◆ TASK INPUTS ◆
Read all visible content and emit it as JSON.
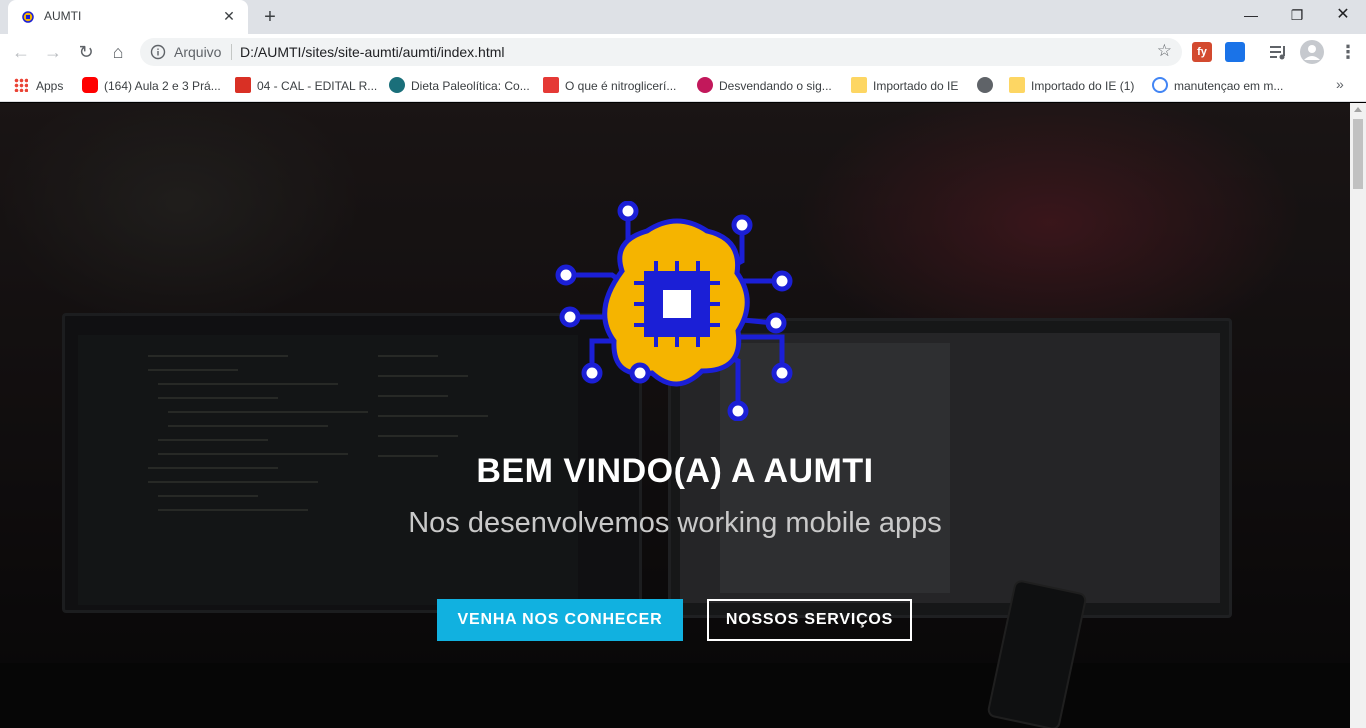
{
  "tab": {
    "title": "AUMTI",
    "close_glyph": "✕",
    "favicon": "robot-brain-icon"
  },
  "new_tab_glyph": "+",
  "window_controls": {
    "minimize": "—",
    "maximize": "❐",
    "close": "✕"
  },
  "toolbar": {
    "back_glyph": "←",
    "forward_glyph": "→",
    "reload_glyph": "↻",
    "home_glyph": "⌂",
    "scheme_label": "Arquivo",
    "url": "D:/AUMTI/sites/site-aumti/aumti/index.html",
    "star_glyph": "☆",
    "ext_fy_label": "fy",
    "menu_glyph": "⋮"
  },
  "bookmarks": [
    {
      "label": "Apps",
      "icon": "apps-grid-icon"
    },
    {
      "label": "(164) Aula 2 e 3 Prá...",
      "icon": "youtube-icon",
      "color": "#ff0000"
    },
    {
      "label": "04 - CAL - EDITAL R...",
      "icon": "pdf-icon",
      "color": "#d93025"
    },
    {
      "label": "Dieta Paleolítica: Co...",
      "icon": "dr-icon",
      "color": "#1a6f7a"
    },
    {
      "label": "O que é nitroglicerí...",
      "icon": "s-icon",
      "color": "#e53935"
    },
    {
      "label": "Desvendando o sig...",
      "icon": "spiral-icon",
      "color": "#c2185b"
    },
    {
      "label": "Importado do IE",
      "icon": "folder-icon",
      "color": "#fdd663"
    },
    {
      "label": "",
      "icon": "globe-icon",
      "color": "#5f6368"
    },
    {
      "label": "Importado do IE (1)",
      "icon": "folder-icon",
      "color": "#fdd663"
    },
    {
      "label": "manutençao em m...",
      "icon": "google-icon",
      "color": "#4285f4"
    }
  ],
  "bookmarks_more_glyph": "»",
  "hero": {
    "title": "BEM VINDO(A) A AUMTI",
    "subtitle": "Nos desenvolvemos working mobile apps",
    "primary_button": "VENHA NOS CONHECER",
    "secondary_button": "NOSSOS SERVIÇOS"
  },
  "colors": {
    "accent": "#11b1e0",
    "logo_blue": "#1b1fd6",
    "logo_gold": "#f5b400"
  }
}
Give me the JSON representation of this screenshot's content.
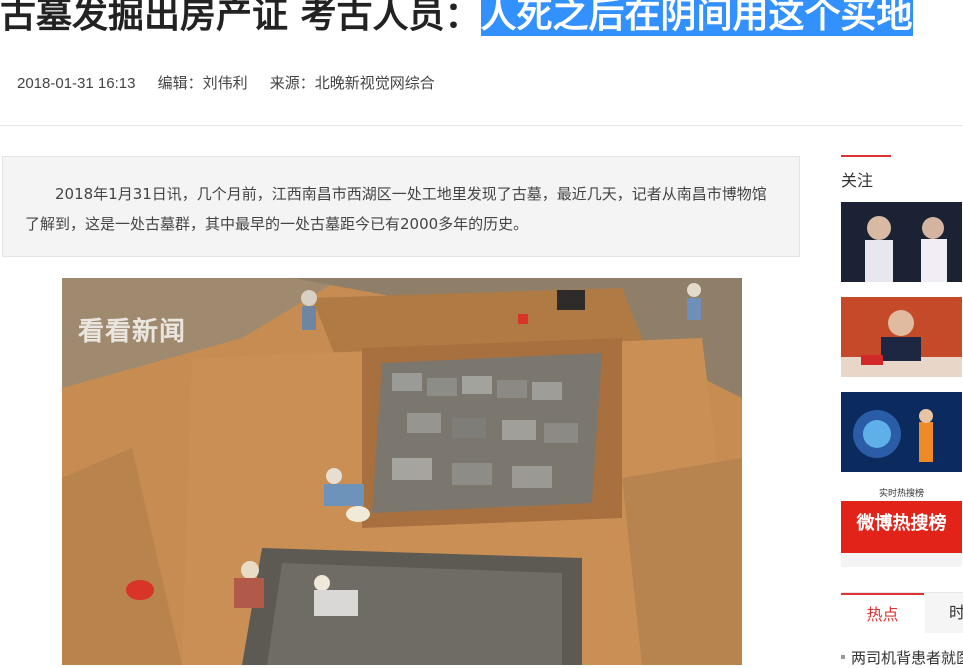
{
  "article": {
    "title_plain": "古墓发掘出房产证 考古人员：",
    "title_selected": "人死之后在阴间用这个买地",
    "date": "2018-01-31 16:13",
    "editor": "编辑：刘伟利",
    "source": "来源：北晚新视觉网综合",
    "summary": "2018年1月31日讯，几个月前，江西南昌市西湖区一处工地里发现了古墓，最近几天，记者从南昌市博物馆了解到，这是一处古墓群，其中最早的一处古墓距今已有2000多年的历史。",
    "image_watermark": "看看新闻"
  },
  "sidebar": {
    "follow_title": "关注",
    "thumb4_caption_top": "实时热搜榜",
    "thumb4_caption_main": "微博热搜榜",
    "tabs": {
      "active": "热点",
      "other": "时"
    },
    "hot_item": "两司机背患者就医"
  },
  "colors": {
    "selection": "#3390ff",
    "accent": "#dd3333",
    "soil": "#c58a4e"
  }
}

◆ WHAT YOU WILL DO ◆
Print the lines from the one holding "Give me the" through the last line of the records, word for word, and omit the pictures.

◆ WRITTEN ANSWER ◆
Give me the JSON representation of this screenshot's content.
{
  "article": {
    "title_plain": "古墓发掘出房产证 考古人员：",
    "title_selected": "人死之后在阴间用这个买地",
    "date": "2018-01-31 16:13",
    "editor": "编辑：刘伟利",
    "source": "来源：北晚新视觉网综合",
    "summary": "2018年1月31日讯，几个月前，江西南昌市西湖区一处工地里发现了古墓，最近几天，记者从南昌市博物馆了解到，这是一处古墓群，其中最早的一处古墓距今已有2000多年的历史。",
    "image_watermark": "看看新闻"
  },
  "sidebar": {
    "follow_title": "关注",
    "thumb4_caption_top": "实时热搜榜",
    "thumb4_caption_main": "微博热搜榜",
    "tabs": {
      "active": "热点",
      "other": "时"
    },
    "hot_item": "两司机背患者就医"
  },
  "colors": {
    "selection": "#3390ff",
    "accent": "#dd3333",
    "soil": "#c58a4e"
  }
}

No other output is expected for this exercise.